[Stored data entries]
::::::::::
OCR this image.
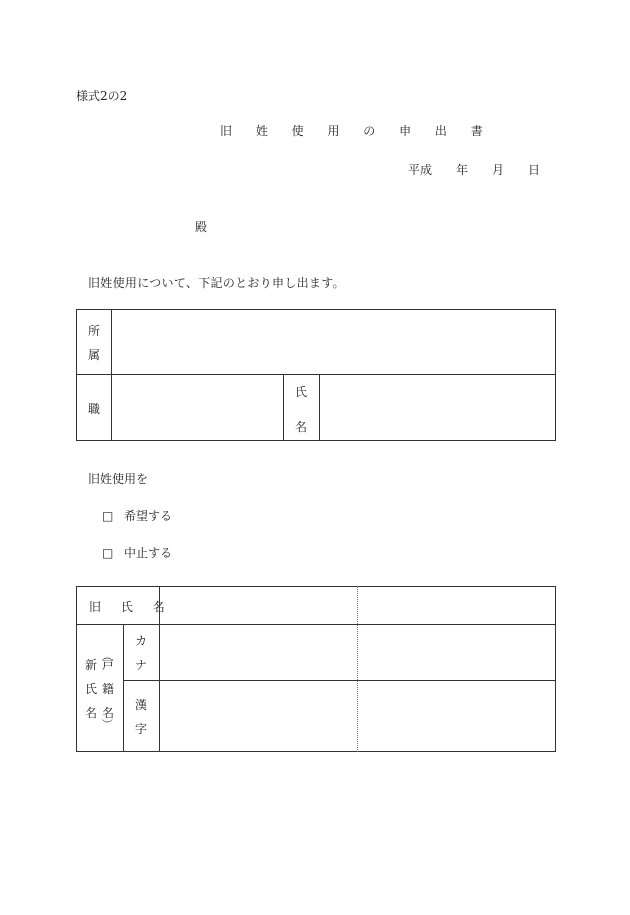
様式2の2
旧 姓 使 用 の 申 出 書
平成 年 月 日
殿
旧姓使用について、下記のとおり申し出ます。
所
属
職
氏
名
旧姓使用を
□ 希望する
□ 中止する
旧 氏 名
新
氏
名
（
戸
籍
名
）
カ
ナ
漢
字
::::::::::
Write out all the records again, exactly, minus any pictures.

OCR this image.
様式2の2
旧 姓 使 用 の 申 出 書
平成 年 月 日
殿
旧姓使用について、下記のとおり申し出ます。
所
属
職
氏
名
旧姓使用を
□ 希望する
□ 中止する
旧 氏 名
新
氏
名
（
戸
籍
名
）
カ
ナ
漢
字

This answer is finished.